## CHALLENGE
Pull every line of the entries that has the word "Full".

[Records contained in a dataset]
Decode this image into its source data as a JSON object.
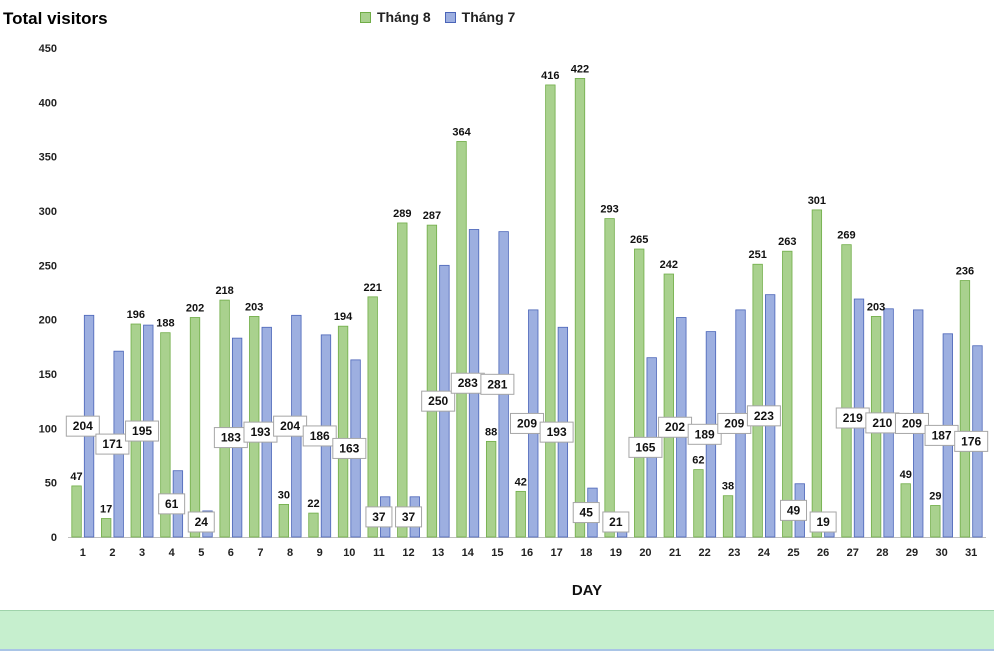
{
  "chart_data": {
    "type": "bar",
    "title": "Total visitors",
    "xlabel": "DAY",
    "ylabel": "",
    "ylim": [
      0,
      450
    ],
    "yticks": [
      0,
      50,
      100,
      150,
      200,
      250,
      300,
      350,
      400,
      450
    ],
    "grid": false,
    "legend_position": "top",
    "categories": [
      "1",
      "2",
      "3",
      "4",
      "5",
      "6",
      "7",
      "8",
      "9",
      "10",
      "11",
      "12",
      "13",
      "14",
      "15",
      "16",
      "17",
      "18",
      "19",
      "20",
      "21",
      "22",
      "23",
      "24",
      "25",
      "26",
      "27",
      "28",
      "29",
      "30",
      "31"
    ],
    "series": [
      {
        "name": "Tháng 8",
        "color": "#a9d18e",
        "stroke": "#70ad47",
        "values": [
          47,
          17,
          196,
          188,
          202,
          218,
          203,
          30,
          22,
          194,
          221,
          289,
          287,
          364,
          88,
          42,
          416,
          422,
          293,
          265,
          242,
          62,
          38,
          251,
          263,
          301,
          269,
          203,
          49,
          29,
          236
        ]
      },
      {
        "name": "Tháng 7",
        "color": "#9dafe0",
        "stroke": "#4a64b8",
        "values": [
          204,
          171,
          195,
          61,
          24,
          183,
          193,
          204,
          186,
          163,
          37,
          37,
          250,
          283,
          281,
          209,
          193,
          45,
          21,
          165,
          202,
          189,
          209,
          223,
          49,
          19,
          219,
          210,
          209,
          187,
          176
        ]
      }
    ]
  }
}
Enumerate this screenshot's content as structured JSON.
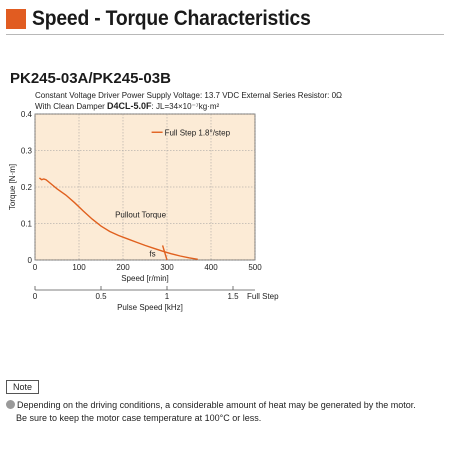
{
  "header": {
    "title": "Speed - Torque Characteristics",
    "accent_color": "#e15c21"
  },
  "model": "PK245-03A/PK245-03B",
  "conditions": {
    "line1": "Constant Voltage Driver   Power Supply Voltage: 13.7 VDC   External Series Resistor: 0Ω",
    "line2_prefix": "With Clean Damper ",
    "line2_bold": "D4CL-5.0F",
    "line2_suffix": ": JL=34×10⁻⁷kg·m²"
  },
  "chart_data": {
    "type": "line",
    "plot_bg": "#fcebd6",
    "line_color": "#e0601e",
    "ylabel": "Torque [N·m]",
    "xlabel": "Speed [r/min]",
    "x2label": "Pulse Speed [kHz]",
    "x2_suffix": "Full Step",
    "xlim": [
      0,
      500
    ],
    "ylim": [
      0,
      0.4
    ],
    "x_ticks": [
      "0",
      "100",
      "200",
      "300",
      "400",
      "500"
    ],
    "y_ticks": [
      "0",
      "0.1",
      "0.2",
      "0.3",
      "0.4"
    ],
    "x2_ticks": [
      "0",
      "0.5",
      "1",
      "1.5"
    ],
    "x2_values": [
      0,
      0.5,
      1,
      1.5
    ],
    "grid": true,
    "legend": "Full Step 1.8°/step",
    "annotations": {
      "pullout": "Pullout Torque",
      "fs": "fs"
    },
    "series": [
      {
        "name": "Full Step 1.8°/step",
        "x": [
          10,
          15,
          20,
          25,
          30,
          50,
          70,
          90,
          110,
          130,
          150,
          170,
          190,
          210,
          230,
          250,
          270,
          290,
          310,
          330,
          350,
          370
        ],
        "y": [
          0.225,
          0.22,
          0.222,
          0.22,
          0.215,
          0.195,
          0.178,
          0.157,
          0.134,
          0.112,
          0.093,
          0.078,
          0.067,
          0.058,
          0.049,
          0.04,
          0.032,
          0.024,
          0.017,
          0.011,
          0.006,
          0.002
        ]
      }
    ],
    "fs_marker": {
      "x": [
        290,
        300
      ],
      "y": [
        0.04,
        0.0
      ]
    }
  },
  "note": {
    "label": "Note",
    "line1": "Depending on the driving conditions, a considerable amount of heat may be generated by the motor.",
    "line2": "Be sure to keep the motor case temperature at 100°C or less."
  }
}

--

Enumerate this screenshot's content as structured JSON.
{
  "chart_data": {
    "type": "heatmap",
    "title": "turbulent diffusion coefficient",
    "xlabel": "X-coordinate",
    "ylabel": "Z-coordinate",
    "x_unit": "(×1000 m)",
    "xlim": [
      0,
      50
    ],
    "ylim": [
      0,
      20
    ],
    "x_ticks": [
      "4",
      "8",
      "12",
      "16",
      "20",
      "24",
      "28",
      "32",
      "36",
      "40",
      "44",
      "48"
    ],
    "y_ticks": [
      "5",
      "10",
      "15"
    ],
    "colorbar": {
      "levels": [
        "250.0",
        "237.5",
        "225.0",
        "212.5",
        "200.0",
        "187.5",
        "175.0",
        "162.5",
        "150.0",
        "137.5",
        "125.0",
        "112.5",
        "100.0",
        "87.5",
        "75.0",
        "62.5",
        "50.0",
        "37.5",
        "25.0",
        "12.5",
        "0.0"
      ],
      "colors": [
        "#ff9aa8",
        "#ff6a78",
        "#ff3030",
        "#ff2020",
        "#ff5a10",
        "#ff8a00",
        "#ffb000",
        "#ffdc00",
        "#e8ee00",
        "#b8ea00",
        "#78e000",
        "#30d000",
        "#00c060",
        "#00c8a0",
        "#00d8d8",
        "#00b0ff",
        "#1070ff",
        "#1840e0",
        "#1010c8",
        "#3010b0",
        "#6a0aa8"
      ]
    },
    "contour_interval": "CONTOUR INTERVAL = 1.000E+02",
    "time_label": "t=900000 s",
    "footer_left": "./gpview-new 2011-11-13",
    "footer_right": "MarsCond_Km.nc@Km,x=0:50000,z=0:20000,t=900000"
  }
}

## OUTPUT OF THE TASK
    "x2_suffix": "Full Step",
    "legend": "Full Step 1.8°/step",
        "name": "Full Step 1.8°/step",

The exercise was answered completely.